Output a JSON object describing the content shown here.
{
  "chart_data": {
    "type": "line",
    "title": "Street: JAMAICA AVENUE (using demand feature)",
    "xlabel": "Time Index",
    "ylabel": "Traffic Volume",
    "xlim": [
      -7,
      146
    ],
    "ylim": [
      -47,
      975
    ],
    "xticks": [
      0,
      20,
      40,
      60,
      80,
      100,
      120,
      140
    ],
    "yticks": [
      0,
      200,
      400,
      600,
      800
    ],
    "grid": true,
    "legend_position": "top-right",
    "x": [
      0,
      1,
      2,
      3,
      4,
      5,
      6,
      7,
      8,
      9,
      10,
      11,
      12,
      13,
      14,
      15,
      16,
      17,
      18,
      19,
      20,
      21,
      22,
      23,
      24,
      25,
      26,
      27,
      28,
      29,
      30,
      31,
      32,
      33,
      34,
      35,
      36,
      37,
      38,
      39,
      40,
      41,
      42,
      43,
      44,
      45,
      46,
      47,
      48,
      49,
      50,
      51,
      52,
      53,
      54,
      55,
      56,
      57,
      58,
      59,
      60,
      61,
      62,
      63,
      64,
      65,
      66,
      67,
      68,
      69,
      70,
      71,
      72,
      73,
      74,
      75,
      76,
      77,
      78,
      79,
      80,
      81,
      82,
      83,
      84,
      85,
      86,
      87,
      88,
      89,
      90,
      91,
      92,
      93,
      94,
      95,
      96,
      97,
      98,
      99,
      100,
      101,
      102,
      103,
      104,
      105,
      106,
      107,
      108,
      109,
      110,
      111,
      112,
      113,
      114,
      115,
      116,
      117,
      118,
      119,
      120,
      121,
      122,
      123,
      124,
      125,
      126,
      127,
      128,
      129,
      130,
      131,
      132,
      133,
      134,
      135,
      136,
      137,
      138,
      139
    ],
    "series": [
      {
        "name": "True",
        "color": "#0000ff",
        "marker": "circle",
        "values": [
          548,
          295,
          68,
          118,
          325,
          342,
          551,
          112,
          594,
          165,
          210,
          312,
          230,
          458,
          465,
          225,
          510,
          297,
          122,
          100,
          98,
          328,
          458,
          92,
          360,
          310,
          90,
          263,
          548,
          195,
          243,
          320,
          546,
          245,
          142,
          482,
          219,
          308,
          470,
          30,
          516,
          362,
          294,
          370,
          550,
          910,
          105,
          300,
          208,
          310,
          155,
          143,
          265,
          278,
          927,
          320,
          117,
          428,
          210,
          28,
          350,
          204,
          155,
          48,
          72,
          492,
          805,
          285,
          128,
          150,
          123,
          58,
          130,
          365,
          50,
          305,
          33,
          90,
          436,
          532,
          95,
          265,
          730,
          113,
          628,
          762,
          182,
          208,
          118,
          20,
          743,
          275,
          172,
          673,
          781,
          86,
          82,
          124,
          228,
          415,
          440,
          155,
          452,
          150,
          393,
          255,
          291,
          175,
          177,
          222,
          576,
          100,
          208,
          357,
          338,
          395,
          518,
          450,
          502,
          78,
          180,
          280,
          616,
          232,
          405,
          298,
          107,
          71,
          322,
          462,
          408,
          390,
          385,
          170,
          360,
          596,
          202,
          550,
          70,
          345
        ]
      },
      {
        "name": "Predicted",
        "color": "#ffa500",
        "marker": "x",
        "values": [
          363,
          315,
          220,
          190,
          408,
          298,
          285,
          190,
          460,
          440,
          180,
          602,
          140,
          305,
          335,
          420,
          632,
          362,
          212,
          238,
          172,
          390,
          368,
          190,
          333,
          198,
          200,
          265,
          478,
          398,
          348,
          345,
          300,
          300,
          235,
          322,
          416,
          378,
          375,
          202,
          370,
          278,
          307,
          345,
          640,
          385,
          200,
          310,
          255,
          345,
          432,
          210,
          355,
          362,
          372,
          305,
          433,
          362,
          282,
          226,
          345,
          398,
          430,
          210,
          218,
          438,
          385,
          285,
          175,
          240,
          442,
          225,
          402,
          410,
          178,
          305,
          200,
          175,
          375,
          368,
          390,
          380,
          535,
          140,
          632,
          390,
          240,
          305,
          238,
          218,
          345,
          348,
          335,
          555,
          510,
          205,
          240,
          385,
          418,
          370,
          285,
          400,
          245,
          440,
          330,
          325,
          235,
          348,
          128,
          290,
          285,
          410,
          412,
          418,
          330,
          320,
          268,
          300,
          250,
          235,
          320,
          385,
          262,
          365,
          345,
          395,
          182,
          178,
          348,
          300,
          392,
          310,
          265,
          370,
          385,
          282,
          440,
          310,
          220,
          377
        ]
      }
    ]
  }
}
==
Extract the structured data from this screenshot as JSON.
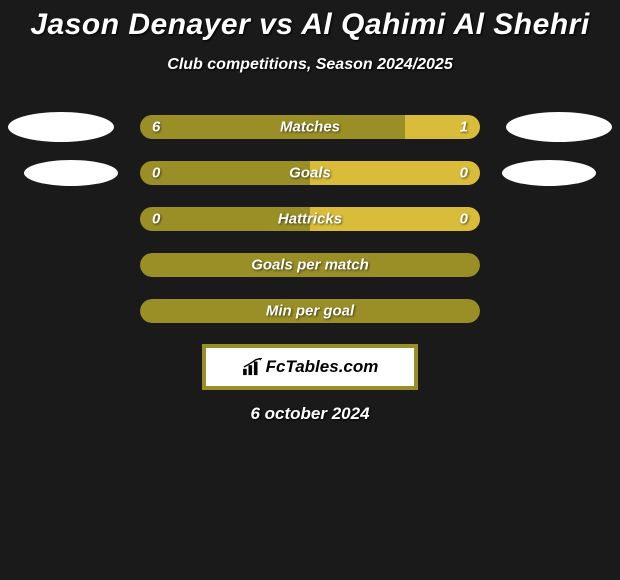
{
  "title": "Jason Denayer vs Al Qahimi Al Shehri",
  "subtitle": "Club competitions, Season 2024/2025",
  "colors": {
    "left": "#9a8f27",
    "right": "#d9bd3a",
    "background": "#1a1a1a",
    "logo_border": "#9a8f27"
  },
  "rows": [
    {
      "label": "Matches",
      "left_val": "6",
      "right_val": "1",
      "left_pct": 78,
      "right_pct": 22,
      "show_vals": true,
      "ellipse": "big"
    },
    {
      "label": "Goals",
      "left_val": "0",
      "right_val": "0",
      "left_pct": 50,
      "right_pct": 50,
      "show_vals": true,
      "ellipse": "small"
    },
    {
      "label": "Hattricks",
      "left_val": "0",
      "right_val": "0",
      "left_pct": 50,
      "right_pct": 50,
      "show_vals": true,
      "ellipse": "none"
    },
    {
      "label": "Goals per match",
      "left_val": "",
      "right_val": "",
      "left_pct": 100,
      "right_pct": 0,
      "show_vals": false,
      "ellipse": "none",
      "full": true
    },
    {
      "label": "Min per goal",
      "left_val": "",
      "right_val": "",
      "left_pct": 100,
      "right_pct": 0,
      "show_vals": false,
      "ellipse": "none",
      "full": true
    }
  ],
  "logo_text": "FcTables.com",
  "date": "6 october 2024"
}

TASK DIRECTIONS: In the entries above, identify each line that includes the string "ellipse", then copy it.

FULL RESPONSE:
      "ellipse": "big"
      "ellipse": "small"
      "ellipse": "none"
      "ellipse": "none",
      "ellipse": "none",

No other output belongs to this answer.